### Source material ###

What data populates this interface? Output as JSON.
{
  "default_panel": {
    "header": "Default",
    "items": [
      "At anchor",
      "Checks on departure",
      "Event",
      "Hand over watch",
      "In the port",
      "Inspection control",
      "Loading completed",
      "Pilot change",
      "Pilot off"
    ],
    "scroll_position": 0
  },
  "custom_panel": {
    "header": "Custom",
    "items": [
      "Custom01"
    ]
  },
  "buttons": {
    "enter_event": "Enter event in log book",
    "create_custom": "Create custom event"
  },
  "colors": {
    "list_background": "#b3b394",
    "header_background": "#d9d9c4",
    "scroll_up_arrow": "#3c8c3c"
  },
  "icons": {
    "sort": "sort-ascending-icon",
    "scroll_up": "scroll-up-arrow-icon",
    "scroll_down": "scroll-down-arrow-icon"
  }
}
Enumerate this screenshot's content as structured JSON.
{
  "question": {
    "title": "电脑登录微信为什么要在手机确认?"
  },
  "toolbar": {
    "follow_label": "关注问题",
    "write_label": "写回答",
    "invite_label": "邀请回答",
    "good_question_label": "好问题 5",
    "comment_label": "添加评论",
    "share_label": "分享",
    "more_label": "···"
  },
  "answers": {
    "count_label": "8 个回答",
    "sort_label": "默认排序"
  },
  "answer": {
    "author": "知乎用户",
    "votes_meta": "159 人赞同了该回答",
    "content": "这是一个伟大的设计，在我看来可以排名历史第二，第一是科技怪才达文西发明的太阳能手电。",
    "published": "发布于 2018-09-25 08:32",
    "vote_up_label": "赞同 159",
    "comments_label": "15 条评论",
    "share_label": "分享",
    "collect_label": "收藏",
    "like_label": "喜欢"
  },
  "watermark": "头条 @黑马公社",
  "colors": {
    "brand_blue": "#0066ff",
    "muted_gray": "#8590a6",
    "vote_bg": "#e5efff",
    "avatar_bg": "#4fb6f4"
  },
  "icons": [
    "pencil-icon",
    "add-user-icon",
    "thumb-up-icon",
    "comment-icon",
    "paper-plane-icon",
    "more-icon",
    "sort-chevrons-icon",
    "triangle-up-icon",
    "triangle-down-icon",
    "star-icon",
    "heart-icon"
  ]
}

###

Select every line in the material above where the string "JSON" occurs, and copy it.

▶ [Written reply]:
What data populates this interface? Output as JSON.
Enumerate this screenshot's content as structured JSON.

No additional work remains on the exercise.